## Figure record extracts:
[start]

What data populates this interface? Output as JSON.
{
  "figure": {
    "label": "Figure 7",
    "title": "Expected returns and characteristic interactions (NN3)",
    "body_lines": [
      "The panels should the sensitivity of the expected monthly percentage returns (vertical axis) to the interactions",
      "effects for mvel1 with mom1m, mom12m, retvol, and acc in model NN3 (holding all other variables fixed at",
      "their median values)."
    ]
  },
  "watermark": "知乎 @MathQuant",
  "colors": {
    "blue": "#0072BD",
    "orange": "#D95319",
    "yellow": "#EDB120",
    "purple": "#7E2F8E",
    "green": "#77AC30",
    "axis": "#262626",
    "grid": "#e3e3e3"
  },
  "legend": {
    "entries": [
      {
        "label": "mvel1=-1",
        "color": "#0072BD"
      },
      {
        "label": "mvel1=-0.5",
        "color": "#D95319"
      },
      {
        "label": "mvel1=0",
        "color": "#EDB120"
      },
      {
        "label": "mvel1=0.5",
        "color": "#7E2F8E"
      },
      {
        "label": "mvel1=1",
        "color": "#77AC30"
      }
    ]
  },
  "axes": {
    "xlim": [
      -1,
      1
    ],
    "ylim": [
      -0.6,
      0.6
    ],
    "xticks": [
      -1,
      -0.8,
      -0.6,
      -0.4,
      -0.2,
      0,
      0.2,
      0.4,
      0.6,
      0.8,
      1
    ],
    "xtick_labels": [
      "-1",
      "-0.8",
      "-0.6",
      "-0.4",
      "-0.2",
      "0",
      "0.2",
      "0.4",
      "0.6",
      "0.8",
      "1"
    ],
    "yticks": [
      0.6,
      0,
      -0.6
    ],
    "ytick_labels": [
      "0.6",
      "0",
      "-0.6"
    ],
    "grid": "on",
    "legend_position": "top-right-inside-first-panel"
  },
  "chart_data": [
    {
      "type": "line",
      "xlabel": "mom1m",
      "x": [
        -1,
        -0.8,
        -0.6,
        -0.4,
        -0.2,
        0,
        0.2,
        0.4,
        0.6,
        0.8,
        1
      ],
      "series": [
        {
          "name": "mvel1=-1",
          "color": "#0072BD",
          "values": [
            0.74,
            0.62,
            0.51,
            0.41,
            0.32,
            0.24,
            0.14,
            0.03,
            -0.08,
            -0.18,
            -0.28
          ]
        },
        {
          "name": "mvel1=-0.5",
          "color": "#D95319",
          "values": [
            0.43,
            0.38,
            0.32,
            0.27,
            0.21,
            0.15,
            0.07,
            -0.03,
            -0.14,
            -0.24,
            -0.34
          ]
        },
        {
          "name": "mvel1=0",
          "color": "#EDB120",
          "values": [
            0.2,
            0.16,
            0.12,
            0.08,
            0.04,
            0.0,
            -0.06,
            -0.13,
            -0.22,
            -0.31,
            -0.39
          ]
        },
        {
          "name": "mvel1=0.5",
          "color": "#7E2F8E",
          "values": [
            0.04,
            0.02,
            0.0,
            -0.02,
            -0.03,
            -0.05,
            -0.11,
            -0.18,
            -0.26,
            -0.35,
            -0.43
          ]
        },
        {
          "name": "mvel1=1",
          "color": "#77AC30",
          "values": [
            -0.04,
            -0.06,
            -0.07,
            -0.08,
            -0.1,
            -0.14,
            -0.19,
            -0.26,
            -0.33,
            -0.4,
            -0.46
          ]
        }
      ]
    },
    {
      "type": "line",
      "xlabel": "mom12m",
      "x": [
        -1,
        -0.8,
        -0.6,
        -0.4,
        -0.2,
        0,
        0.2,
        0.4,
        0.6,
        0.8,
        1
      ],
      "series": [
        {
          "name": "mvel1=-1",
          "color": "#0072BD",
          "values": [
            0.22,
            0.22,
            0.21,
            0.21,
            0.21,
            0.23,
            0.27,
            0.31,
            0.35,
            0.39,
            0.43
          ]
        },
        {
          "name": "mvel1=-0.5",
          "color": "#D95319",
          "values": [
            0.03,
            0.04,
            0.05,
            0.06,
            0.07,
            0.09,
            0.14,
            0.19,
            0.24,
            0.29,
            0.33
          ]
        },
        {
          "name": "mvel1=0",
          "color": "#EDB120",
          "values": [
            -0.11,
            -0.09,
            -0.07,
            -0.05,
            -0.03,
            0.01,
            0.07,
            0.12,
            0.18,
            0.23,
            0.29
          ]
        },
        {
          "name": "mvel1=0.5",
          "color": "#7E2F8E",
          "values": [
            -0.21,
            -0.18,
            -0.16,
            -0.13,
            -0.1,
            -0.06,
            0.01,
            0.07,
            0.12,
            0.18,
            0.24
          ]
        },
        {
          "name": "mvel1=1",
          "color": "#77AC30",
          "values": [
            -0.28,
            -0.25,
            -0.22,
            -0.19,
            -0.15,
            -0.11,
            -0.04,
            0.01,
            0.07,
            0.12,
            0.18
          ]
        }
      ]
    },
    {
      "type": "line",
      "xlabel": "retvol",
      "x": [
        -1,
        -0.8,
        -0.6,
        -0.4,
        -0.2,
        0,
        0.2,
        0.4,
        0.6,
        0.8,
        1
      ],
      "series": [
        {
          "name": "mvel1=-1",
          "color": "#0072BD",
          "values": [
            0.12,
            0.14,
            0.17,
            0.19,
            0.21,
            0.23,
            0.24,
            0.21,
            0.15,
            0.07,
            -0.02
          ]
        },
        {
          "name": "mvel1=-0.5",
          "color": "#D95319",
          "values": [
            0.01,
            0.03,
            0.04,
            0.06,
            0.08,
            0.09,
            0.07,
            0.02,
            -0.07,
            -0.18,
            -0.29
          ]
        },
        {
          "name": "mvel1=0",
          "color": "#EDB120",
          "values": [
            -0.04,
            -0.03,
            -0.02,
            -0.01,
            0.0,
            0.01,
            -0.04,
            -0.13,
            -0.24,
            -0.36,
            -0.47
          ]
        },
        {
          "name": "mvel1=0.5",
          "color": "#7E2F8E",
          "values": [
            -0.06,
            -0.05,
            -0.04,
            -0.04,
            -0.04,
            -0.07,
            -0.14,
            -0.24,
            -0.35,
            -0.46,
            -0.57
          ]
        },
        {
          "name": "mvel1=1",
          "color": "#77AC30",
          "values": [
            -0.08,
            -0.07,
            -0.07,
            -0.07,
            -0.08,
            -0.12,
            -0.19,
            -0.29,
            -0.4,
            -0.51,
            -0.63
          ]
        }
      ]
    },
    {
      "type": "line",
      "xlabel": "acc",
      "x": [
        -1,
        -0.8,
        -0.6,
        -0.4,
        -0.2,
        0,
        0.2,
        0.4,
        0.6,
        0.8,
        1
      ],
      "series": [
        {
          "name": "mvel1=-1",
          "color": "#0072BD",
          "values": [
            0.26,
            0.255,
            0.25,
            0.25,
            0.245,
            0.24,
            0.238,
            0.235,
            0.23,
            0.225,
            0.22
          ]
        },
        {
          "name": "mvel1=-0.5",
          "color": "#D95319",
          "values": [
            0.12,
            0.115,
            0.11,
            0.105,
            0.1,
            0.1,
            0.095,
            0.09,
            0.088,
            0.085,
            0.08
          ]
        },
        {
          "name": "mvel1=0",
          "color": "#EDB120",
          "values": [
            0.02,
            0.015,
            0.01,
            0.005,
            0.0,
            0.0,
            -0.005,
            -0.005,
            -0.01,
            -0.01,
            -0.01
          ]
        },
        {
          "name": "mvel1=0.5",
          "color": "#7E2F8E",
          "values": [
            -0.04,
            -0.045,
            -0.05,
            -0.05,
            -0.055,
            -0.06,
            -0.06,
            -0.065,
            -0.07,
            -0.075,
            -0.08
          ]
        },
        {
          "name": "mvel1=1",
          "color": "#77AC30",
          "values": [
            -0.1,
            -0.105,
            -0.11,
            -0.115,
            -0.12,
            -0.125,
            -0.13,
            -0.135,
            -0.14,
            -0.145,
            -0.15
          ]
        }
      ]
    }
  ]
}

[end]

## WHAT IS BEING ASKED:
Scan the listing above and copy all lines containing the word "xlabel".

## REPLY:
      "xlabel": "mom1m",
      "xlabel": "mom12m",
      "xlabel": "retvol",
      "xlabel": "acc",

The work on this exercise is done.